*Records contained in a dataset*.
- - -

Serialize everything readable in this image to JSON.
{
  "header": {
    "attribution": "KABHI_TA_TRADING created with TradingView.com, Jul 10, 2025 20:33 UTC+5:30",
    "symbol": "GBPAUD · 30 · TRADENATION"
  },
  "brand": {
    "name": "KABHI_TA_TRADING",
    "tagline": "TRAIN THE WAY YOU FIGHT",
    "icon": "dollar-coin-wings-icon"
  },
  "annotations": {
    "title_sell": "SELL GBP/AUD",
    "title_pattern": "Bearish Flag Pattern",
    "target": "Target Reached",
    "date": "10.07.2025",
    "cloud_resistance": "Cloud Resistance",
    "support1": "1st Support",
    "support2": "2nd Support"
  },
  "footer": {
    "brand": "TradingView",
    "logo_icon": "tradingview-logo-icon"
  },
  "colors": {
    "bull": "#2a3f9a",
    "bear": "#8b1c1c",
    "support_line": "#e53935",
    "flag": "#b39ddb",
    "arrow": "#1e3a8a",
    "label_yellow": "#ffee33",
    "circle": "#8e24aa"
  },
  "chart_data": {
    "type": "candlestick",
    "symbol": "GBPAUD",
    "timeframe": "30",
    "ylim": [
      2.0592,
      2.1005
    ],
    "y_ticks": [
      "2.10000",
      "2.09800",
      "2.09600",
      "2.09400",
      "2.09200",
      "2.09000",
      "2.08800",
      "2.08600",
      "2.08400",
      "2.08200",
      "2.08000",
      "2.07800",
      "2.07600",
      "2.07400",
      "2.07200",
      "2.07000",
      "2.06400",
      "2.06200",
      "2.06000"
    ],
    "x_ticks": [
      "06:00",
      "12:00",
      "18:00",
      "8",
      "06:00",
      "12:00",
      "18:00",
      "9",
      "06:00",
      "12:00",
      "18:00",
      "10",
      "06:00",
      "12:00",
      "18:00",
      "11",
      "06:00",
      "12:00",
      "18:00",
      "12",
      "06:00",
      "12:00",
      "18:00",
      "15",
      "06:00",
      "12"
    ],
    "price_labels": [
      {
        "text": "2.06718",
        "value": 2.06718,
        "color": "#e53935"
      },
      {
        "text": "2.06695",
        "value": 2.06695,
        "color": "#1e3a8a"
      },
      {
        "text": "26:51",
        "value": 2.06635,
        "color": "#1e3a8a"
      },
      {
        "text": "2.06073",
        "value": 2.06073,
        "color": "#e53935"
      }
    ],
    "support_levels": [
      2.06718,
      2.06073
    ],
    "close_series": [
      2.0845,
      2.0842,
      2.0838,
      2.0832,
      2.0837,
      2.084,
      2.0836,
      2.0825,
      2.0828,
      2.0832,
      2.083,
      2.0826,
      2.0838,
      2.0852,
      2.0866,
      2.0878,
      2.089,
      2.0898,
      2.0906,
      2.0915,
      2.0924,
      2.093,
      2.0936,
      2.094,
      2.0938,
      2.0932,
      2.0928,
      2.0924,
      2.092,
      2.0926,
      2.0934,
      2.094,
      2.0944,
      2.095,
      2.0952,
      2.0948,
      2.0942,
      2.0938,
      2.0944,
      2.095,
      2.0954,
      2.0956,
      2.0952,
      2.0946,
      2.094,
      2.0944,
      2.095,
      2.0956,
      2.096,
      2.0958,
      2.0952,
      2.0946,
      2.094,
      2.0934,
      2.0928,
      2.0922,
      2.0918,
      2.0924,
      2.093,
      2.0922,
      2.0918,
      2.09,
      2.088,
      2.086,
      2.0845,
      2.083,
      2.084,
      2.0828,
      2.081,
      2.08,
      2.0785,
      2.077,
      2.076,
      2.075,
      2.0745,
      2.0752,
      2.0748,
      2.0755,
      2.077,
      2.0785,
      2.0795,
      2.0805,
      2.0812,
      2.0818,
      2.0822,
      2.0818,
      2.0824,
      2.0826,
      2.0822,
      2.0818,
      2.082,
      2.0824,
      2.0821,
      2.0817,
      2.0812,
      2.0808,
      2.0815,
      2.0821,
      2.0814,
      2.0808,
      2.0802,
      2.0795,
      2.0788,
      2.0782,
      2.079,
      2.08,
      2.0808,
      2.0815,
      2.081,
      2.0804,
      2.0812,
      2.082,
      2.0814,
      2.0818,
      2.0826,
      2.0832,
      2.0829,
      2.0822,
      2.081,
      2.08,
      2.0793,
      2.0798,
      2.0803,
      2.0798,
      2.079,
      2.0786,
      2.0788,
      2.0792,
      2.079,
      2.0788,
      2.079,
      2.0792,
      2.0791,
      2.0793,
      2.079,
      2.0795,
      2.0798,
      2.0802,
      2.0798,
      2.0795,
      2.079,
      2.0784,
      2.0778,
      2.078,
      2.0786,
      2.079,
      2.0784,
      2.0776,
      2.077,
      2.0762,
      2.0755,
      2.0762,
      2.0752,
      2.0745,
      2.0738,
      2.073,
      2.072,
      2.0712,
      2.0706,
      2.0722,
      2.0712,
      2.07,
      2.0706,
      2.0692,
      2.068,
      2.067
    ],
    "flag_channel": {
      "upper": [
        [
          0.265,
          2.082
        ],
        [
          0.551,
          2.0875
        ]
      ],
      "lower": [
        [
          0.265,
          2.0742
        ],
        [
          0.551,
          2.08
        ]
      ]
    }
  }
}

- - -

*TASK DIRECTIONS*. Find each line in the records holding the string "symbol" and show it.

*THE RESPONSE*.
    "symbol": "GBPAUD · 30 · TRADENATION"
    "symbol": "GBPAUD",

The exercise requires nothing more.